■ Extracted data ■
----
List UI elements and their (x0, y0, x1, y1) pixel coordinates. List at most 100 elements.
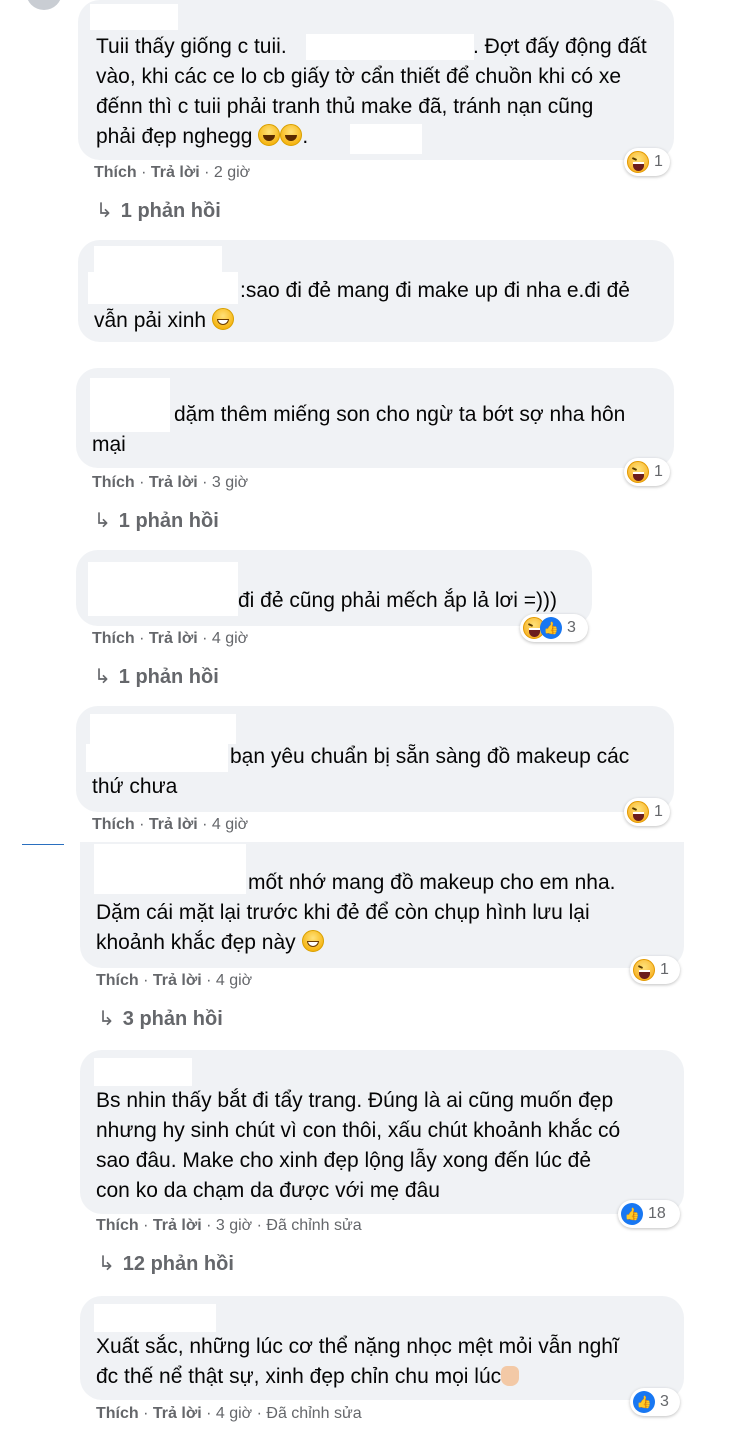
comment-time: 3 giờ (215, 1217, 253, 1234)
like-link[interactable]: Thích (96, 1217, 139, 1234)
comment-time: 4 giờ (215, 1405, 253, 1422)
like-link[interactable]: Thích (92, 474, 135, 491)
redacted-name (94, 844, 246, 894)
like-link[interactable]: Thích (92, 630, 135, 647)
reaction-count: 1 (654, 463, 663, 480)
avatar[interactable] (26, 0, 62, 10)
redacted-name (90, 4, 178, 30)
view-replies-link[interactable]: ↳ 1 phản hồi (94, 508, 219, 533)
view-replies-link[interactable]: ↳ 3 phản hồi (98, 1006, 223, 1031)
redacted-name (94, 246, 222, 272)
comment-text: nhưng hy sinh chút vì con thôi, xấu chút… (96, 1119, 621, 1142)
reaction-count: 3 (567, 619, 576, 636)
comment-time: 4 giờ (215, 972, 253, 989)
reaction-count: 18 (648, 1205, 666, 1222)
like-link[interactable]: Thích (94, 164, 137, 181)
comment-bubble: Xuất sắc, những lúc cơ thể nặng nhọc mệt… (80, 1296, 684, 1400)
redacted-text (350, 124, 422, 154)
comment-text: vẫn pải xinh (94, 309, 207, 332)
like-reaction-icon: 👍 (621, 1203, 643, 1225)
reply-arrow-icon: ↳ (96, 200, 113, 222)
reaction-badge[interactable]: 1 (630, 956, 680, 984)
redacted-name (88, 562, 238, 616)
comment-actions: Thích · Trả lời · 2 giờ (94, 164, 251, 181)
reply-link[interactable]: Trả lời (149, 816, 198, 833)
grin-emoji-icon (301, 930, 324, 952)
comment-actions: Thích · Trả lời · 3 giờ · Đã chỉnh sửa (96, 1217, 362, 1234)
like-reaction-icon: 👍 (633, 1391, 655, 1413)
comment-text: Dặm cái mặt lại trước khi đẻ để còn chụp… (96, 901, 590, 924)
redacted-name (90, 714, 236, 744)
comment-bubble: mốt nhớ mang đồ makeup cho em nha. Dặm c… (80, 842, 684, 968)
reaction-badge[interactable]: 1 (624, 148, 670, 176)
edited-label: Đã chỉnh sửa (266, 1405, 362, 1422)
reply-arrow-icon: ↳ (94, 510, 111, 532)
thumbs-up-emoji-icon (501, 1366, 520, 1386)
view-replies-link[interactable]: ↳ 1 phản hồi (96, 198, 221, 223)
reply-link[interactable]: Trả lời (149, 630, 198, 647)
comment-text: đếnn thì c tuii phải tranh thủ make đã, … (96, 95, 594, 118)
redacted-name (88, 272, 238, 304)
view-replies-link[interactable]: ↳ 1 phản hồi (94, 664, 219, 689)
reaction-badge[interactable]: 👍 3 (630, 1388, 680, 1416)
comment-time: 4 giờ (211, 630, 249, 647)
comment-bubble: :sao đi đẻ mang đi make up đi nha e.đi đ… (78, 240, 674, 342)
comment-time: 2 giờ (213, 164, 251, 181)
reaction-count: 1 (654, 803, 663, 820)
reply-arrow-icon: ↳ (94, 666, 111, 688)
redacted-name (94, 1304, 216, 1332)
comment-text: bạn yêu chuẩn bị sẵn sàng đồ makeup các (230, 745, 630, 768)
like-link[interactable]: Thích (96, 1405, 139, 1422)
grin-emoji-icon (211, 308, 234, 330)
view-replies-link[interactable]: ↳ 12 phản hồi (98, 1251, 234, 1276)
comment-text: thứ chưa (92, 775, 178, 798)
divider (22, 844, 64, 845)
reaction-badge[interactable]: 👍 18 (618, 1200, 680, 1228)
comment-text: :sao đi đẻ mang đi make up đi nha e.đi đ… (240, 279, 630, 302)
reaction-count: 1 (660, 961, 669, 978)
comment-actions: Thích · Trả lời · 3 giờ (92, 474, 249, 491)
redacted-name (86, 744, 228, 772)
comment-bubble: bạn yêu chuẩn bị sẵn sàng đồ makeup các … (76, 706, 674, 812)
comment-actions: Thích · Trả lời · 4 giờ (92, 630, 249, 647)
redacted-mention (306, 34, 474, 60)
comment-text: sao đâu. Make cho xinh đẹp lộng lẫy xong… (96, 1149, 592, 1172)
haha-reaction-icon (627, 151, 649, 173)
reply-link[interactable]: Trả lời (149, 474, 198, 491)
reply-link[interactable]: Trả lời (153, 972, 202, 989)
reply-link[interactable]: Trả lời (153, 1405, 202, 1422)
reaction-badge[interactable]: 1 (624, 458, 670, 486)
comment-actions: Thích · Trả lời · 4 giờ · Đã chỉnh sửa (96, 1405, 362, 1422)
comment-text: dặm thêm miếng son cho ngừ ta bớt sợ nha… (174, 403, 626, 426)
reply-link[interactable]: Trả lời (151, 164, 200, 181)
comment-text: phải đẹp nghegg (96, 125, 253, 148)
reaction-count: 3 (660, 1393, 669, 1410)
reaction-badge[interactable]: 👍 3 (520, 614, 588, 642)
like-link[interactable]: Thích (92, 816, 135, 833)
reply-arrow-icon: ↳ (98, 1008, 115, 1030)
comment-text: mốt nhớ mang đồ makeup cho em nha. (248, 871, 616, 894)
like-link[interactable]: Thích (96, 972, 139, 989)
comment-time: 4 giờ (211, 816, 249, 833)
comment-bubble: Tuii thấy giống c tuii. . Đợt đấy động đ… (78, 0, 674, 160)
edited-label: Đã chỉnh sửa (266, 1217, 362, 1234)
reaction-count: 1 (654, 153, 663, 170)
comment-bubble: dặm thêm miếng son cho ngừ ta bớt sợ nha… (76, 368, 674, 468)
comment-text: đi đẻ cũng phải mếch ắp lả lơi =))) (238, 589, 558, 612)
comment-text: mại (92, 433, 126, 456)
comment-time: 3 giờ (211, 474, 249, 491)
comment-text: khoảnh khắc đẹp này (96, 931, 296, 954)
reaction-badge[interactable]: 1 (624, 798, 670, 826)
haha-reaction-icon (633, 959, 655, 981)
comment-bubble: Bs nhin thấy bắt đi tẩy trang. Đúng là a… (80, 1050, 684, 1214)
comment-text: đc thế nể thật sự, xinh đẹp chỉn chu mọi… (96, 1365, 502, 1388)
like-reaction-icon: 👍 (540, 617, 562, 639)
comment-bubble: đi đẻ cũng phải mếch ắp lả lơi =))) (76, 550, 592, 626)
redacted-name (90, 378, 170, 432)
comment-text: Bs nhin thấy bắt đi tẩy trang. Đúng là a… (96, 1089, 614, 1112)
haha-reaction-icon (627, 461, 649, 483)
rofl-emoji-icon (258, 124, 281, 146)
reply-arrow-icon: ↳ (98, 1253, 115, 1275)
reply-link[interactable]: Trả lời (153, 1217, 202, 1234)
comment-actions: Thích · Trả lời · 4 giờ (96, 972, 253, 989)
----
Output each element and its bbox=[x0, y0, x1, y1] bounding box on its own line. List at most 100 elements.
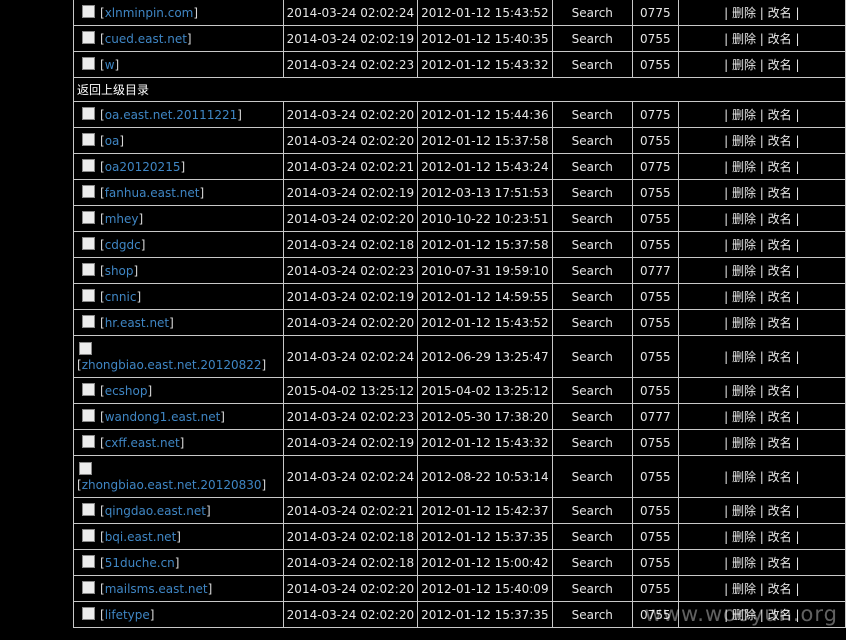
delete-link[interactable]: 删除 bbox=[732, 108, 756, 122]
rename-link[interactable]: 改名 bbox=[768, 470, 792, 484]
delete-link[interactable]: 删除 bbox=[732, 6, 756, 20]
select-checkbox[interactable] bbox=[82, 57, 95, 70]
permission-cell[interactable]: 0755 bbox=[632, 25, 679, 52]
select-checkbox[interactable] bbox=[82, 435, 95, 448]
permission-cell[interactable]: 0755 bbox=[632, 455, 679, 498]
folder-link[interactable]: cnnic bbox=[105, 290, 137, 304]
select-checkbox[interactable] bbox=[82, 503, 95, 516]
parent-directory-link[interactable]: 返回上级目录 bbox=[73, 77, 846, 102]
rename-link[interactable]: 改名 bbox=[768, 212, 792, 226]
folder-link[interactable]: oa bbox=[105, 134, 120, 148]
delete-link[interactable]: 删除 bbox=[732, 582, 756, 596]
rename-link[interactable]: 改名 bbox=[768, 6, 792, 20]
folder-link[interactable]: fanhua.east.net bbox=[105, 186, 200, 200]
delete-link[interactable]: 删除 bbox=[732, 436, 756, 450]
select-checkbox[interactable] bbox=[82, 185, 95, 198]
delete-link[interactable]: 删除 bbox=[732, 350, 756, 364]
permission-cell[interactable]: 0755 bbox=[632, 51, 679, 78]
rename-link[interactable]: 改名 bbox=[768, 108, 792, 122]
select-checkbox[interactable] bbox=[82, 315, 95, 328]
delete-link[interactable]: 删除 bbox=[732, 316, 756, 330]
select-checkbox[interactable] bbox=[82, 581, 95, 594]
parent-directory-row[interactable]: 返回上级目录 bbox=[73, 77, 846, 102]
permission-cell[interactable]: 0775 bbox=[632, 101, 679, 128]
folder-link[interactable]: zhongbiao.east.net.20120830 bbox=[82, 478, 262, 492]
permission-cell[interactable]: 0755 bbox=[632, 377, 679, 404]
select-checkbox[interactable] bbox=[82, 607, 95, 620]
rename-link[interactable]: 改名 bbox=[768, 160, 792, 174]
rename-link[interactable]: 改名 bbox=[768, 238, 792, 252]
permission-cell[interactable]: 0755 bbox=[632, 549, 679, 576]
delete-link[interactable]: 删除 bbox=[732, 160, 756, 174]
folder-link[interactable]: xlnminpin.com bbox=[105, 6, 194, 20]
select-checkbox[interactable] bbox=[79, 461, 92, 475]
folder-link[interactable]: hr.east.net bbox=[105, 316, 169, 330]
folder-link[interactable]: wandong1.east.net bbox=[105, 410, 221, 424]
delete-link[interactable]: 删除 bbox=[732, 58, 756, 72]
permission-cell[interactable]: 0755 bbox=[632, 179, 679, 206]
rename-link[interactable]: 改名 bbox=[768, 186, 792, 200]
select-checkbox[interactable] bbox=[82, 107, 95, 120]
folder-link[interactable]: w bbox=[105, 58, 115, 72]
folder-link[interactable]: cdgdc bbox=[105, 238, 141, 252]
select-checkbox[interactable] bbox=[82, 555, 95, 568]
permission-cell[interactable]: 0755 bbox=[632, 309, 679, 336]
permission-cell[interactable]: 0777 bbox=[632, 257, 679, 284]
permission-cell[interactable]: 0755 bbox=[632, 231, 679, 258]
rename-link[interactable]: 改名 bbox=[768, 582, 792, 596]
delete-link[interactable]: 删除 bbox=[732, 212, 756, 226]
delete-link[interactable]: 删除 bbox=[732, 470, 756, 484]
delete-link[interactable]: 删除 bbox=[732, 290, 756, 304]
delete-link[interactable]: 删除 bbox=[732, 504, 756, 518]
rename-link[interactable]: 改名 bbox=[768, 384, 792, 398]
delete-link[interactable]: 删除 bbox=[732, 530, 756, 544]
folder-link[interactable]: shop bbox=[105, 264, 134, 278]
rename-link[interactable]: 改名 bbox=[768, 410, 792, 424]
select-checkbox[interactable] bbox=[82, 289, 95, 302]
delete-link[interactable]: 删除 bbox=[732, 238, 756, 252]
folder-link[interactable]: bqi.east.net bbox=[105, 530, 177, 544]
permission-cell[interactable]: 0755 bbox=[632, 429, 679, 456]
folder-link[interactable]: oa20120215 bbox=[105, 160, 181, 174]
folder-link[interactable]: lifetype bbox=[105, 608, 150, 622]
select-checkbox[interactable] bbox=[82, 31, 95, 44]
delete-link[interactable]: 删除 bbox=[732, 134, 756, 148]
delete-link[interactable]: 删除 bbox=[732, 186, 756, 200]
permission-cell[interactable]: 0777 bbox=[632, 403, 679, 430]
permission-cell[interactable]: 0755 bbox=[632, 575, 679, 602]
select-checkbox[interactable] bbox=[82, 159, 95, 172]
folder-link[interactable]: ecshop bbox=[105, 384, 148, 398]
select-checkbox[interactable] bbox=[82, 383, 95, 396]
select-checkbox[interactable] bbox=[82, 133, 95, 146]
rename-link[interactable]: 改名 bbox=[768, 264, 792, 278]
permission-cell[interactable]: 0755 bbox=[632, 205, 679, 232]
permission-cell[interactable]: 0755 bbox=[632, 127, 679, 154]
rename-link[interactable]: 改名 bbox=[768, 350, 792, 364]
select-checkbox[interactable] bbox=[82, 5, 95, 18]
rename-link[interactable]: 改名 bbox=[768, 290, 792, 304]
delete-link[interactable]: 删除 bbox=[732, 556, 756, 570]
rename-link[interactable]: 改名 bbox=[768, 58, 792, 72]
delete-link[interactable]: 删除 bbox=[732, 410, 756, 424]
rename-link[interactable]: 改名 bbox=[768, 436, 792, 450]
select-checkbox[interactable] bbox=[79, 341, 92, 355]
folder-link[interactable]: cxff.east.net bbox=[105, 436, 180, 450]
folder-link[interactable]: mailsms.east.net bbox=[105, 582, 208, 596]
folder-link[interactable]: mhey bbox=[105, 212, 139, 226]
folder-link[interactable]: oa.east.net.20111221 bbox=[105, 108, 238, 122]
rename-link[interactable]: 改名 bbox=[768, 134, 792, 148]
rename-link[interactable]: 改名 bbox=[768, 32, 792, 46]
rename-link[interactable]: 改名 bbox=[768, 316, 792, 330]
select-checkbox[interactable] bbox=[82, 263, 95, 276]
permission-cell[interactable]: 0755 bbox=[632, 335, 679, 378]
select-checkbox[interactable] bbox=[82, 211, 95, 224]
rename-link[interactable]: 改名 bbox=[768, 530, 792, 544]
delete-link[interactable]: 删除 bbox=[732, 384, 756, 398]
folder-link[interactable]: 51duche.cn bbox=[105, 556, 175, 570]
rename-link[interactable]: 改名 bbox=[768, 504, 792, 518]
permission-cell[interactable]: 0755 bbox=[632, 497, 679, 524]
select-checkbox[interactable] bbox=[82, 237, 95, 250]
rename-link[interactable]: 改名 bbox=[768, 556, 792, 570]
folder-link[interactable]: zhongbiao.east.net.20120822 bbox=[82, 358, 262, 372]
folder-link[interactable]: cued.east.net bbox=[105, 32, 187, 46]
----
■ Set problem ■
Count the lines of the material above that contain the string "chuẩn", matching case exactly, and give only the number.

■ Correct answer ■
2